◆ REQUIREMENTS ◆
Work through the material below line by line and say how many lines include the word "Cash". Only the number, please.
§ §
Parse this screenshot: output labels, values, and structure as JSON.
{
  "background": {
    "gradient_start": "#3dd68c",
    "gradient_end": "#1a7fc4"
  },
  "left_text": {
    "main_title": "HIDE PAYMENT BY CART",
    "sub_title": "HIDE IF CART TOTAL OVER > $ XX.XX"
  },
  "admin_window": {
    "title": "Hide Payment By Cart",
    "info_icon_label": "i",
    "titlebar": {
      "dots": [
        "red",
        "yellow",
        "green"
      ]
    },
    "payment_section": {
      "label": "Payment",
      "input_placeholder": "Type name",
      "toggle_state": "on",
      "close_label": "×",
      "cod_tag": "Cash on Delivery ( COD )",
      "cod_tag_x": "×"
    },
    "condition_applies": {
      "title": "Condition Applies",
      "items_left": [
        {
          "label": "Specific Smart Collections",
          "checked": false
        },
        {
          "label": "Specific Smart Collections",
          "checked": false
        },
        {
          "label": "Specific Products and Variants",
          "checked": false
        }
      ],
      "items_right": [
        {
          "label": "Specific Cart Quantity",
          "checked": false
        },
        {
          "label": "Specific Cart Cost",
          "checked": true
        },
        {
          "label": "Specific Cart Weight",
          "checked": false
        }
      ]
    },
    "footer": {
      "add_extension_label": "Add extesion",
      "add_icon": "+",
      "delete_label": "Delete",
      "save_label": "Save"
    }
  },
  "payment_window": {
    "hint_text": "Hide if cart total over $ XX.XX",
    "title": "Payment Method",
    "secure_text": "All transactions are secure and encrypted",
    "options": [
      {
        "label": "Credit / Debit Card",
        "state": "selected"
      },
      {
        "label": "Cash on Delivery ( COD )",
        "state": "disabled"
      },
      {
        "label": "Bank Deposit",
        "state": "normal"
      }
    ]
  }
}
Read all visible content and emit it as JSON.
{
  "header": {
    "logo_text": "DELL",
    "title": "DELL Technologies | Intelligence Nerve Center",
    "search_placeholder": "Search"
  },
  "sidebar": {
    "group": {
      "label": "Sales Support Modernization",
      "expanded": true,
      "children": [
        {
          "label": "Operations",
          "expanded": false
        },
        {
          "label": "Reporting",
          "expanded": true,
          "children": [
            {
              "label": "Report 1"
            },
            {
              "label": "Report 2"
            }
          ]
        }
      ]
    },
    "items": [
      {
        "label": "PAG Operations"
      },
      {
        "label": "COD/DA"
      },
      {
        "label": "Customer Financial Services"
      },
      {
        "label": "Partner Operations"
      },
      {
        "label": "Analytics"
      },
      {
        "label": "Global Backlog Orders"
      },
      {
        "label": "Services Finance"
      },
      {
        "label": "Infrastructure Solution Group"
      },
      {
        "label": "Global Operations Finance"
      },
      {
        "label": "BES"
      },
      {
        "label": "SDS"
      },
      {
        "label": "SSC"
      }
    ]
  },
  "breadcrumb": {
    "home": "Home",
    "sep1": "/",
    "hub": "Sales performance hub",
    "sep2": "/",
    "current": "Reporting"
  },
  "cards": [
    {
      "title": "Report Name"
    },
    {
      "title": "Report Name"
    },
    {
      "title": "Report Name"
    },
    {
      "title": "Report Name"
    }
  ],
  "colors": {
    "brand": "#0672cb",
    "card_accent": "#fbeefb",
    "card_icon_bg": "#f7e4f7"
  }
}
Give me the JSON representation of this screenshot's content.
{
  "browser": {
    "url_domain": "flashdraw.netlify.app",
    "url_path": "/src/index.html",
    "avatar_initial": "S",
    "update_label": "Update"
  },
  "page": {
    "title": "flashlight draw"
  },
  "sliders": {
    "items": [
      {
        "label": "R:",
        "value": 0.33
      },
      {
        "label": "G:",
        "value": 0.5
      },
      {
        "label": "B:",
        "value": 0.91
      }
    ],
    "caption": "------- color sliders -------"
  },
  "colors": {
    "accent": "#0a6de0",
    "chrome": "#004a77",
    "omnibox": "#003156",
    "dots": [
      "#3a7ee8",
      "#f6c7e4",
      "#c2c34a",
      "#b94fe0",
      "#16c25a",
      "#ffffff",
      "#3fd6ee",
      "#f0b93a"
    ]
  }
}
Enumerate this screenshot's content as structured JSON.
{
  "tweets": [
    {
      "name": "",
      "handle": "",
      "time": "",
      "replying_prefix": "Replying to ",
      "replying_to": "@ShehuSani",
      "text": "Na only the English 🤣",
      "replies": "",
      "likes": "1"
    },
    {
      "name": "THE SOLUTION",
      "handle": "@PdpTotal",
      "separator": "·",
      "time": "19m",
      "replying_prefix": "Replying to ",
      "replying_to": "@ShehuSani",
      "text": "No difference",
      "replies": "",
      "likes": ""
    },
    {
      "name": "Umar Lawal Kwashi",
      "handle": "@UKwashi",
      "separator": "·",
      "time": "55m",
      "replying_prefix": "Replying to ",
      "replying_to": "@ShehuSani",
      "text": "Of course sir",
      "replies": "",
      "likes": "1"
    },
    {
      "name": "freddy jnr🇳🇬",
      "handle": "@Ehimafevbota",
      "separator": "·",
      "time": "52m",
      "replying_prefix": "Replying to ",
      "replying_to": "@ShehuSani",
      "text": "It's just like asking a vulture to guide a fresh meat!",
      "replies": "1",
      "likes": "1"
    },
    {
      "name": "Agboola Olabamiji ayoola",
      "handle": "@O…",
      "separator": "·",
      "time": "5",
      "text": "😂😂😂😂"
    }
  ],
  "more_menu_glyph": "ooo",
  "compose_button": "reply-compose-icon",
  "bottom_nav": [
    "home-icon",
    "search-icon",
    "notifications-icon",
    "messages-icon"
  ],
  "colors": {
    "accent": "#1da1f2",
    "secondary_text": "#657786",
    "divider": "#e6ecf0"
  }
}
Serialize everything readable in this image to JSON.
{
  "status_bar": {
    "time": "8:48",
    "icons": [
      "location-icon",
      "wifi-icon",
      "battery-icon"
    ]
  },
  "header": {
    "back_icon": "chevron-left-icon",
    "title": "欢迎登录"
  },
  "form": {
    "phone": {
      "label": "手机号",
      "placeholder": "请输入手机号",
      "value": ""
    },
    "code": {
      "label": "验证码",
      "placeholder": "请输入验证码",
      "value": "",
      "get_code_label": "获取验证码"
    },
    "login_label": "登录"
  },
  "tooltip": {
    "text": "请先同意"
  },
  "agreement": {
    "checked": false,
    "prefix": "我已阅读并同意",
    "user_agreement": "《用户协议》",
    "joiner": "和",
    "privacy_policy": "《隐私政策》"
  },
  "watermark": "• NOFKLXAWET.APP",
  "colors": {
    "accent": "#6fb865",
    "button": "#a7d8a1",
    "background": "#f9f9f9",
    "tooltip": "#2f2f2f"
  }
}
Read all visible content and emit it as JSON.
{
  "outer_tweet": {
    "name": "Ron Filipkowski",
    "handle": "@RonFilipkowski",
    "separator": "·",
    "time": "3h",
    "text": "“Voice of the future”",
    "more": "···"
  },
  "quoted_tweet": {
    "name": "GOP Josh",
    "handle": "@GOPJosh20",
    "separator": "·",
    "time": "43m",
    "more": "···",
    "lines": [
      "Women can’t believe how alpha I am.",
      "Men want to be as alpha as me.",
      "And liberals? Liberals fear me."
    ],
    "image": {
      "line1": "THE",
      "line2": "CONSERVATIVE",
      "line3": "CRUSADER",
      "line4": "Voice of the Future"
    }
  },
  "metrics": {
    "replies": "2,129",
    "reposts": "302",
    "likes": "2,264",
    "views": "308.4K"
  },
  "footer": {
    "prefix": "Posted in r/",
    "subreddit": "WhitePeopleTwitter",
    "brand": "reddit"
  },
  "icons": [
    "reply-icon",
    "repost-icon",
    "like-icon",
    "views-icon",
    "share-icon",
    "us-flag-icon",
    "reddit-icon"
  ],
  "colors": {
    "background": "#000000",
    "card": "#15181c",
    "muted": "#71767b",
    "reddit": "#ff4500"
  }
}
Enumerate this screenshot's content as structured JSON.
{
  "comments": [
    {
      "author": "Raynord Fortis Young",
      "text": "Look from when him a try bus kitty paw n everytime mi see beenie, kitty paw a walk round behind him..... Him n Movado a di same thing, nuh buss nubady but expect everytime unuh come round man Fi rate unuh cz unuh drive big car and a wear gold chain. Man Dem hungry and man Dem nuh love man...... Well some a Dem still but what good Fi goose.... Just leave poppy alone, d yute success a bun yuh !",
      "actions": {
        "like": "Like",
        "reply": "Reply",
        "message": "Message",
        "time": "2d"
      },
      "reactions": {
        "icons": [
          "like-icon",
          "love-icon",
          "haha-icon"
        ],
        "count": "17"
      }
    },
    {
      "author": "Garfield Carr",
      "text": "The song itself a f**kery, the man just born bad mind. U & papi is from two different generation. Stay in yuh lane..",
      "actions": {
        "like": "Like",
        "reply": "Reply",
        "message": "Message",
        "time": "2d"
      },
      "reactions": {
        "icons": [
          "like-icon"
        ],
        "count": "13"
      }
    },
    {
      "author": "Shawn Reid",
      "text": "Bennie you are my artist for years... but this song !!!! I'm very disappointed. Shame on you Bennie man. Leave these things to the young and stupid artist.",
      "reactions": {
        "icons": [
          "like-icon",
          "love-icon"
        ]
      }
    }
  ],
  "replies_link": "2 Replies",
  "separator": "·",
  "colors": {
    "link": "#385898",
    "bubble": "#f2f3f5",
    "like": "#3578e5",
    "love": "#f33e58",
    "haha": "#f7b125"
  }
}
§ §
◆ SOLUTION TO THIS PROBLEM ◆
2